"""
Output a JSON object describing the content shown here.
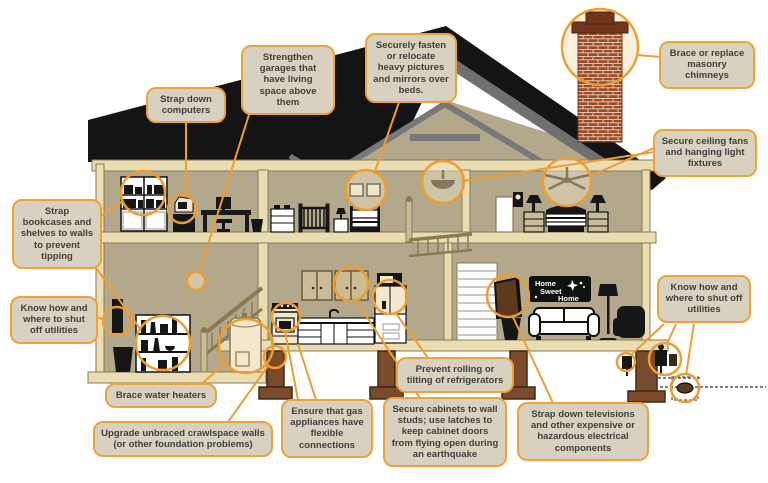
{
  "diagram": {
    "description": "Cross-section illustration of a house showing earthquake hazard mitigation tips",
    "accent_color": "#EE9D33",
    "callout_bg_color": "#D8D1BF",
    "callout_text_color": "#3F3F3F",
    "wall_color": "#B3A88C",
    "frame_color": "#EADDB4",
    "roof_color": "#141414",
    "brick_color": "#9B4B28",
    "pier_color": "#7A4A2B"
  },
  "sign": {
    "line1": "Home",
    "line2": "Sweet",
    "line3": "Home"
  },
  "callouts": [
    {
      "id": "strap-bookcases",
      "text": "Strap bookcases and shelves to walls to prevent tipping"
    },
    {
      "id": "know-utilities-left",
      "text": "Know how and where to shut off utilities"
    },
    {
      "id": "strap-computers",
      "text": "Strap down computers"
    },
    {
      "id": "strengthen-garages",
      "text": "Strengthen garages that have living space above them"
    },
    {
      "id": "fasten-pictures",
      "text": "Securely fasten or relocate heavy pictures and mirrors over beds."
    },
    {
      "id": "brace-chimneys",
      "text": "Brace or replace masonry chimneys"
    },
    {
      "id": "secure-ceiling-fans",
      "text": "Secure ceiling fans and hanging light fixtures"
    },
    {
      "id": "brace-water-heaters",
      "text": "Brace water heaters"
    },
    {
      "id": "upgrade-crawlspace",
      "text": "Upgrade unbraced crawlspace walls (or other foundation problems)"
    },
    {
      "id": "gas-flexible",
      "text": "Ensure that gas appliances have flexible connections"
    },
    {
      "id": "secure-cabinets",
      "text": "Secure cabinets to wall studs; use latches to keep cabinet doors from flying open during an earthquake"
    },
    {
      "id": "prevent-refrigerators",
      "text": "Prevent rolling or tilting of refrigerators"
    },
    {
      "id": "strap-televisions",
      "text": "Strap down televisions and other expensive or hazardous electrical components"
    },
    {
      "id": "know-utilities-right",
      "text": "Know how and where to shut off utilities"
    }
  ]
}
"""
● **YOUR TASK**: Leave out every picture and copy the rest of the records exactly.

● **OUTPUT FOR THIS TASK**:
Output a JSON object describing the content shown here.
{
  "diagram": {
    "description": "Cross-section illustration of a house showing earthquake hazard mitigation tips",
    "accent_color": "#EE9D33",
    "callout_bg_color": "#D8D1BF",
    "callout_text_color": "#3F3F3F",
    "wall_color": "#B3A88C",
    "frame_color": "#EADDB4",
    "roof_color": "#141414",
    "brick_color": "#9B4B28",
    "pier_color": "#7A4A2B"
  },
  "sign": {
    "line1": "Home",
    "line2": "Sweet",
    "line3": "Home"
  },
  "callouts": [
    {
      "id": "strap-bookcases",
      "text": "Strap bookcases and shelves to walls to prevent tipping"
    },
    {
      "id": "know-utilities-left",
      "text": "Know how and where to shut off utilities"
    },
    {
      "id": "strap-computers",
      "text": "Strap down computers"
    },
    {
      "id": "strengthen-garages",
      "text": "Strengthen garages that have living space above them"
    },
    {
      "id": "fasten-pictures",
      "text": "Securely fasten or relocate heavy pictures and mirrors over beds."
    },
    {
      "id": "brace-chimneys",
      "text": "Brace or replace masonry chimneys"
    },
    {
      "id": "secure-ceiling-fans",
      "text": "Secure ceiling fans and hanging light fixtures"
    },
    {
      "id": "brace-water-heaters",
      "text": "Brace water heaters"
    },
    {
      "id": "upgrade-crawlspace",
      "text": "Upgrade unbraced crawlspace walls (or other foundation problems)"
    },
    {
      "id": "gas-flexible",
      "text": "Ensure that gas appliances have flexible connections"
    },
    {
      "id": "secure-cabinets",
      "text": "Secure cabinets to wall studs; use latches to keep cabinet doors from flying open during an earthquake"
    },
    {
      "id": "prevent-refrigerators",
      "text": "Prevent rolling or tilting of refrigerators"
    },
    {
      "id": "strap-televisions",
      "text": "Strap down televisions and other expensive or hazardous electrical components"
    },
    {
      "id": "know-utilities-right",
      "text": "Know how and where to shut off utilities"
    }
  ]
}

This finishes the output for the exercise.